#### OBJECTIVE:
Print out the entries below with no edits.

-- Start GIVEN INFORMATION --

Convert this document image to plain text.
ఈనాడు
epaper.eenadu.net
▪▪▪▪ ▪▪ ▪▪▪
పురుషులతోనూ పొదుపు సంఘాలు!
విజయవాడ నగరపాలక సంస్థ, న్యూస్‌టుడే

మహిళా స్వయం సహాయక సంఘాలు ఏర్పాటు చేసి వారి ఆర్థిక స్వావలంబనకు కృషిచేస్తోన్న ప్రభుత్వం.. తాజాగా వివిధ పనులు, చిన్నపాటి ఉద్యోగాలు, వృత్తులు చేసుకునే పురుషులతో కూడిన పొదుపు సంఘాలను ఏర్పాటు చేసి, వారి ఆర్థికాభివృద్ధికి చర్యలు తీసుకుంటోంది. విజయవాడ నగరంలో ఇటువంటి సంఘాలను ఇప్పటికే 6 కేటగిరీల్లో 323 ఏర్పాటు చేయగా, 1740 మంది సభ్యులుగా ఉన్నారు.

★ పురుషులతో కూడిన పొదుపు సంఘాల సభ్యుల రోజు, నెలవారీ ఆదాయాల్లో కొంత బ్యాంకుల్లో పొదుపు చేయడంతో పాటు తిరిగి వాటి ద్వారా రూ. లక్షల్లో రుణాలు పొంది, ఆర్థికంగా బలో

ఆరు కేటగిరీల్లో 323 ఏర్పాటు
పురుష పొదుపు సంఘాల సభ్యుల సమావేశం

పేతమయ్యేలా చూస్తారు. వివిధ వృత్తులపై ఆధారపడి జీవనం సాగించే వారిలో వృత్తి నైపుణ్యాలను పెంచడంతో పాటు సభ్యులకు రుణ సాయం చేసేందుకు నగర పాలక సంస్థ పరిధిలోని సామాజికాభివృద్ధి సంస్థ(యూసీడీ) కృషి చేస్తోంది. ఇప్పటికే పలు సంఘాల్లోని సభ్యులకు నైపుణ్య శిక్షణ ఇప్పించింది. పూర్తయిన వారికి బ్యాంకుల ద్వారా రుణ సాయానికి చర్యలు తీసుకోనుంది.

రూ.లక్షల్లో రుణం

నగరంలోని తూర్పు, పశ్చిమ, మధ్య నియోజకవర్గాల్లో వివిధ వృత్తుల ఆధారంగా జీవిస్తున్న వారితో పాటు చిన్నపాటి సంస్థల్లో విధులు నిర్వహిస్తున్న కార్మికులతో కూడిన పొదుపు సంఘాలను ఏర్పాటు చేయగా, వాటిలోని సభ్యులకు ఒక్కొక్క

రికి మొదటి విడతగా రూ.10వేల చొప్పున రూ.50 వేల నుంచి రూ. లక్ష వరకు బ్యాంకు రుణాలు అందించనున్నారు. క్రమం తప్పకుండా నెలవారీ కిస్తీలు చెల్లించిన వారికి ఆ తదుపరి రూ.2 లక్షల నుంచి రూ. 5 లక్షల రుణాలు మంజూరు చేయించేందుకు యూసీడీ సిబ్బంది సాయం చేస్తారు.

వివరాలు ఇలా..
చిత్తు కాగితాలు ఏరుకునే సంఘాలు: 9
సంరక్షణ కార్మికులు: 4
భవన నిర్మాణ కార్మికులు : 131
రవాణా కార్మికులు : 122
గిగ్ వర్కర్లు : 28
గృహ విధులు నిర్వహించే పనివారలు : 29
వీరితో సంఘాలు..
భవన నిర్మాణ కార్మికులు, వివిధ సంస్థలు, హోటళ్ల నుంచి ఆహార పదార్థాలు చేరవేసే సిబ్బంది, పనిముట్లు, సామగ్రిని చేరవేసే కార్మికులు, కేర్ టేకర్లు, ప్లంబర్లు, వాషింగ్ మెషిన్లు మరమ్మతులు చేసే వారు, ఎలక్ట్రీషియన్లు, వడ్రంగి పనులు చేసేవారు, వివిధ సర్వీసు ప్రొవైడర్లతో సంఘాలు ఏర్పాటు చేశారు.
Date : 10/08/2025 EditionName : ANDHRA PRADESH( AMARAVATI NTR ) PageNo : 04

-- End GIVEN INFORMATION --

#### RESPONSE TO THE TASK:
Convert this document image to plain text.
ఈనాడు
epaper.eenadu.net
▪▪▪▪ ▪▪ ▪▪▪
పురుషులతోనూ పొదుపు సంఘాలు!
విజయవాడ నగరపాలక సంస్థ, న్యూస్‌టుడే

మహిళా స్వయం సహాయక సంఘాలు ఏర్పాటు చేసి వారి ఆర్థిక స్వావలంబనకు కృషిచేస్తోన్న ప్రభుత్వం.. తాజాగా వివిధ పనులు, చిన్నపాటి ఉద్యోగాలు, వృత్తులు చేసుకునే పురుషులతో కూడిన పొదుపు సంఘాలను ఏర్పాటు చేసి, వారి ఆర్థికాభివృద్ధికి చర్యలు తీసుకుంటోంది. విజయవాడ నగరంలో ఇటువంటి సంఘాలను ఇప్పటికే 6 కేటగిరీల్లో 323 ఏర్పాటు చేయగా, 1740 మంది సభ్యులుగా ఉన్నారు.

★ పురుషులతో కూడిన పొదుపు సంఘాల సభ్యుల రోజు, నెలవారీ ఆదాయాల్లో కొంత బ్యాంకుల్లో పొదుపు చేయడంతో పాటు తిరిగి వాటి ద్వారా రూ. లక్షల్లో రుణాలు పొంది, ఆర్థికంగా బలో

ఆరు కేటగిరీల్లో 323 ఏర్పాటు
పురుష పొదుపు సంఘాల సభ్యుల సమావేశం

పేతమయ్యేలా చూస్తారు. వివిధ వృత్తులపై ఆధారపడి జీవనం సాగించే వారిలో వృత్తి నైపుణ్యాలను పెంచడంతో పాటు సభ్యులకు రుణ సాయం చేసేందుకు నగర పాలక సంస్థ పరిధిలోని సామాజికాభివృద్ధి సంస్థ(యూసీడీ) కృషి చేస్తోంది. ఇప్పటికే పలు సంఘాల్లోని సభ్యులకు నైపుణ్య శిక్షణ ఇప్పించింది. పూర్తయిన వారికి బ్యాంకుల ద్వారా రుణ సాయానికి చర్యలు తీసుకోనుంది.

రూ.లక్షల్లో రుణం

నగరంలోని తూర్పు, పశ్చిమ, మధ్య నియోజకవర్గాల్లో వివిధ వృత్తుల ఆధారంగా జీవిస్తున్న వారితో పాటు చిన్నపాటి సంస్థల్లో విధులు నిర్వహిస్తున్న కార్మికులతో కూడిన పొదుపు సంఘాలను ఏర్పాటు చేయగా, వాటిలోని సభ్యులకు ఒక్కొక్క

రికి మొదటి విడతగా రూ.10వేల చొప్పున రూ.50 వేల నుంచి రూ. లక్ష వరకు బ్యాంకు రుణాలు అందించనున్నారు. క్రమం తప్పకుండా నెలవారీ కిస్తీలు చెల్లించిన వారికి ఆ తదుపరి రూ.2 లక్షల నుంచి రూ. 5 లక్షల రుణాలు మంజూరు చేయించేందుకు యూసీడీ సిబ్బంది సాయం చేస్తారు.

వివరాలు ఇలా..
చిత్తు కాగితాలు ఏరుకునే సంఘాలు: 9
సంరక్షణ కార్మికులు: 4
భవన నిర్మాణ కార్మికులు : 131
రవాణా కార్మికులు : 122
గిగ్ వర్కర్లు : 28
గృహ విధులు నిర్వహించే పనివారలు : 29
వీరితో సంఘాలు..
భవన నిర్మాణ కార్మికులు, వివిధ సంస్థలు, హోటళ్ల నుంచి ఆహార పదార్థాలు చేరవేసే సిబ్బంది, పనిముట్లు, సామగ్రిని చేరవేసే కార్మికులు, కేర్ టేకర్లు, ప్లంబర్లు, వాషింగ్ మెషిన్లు మరమ్మతులు చేసే వారు, ఎలక్ట్రీషియన్లు, వడ్రంగి పనులు చేసేవారు, వివిధ సర్వీసు ప్రొవైడర్లతో సంఘాలు ఏర్పాటు చేశారు.
Date : 10/08/2025 EditionName : ANDHRA PRADESH( AMARAVATI NTR ) PageNo : 04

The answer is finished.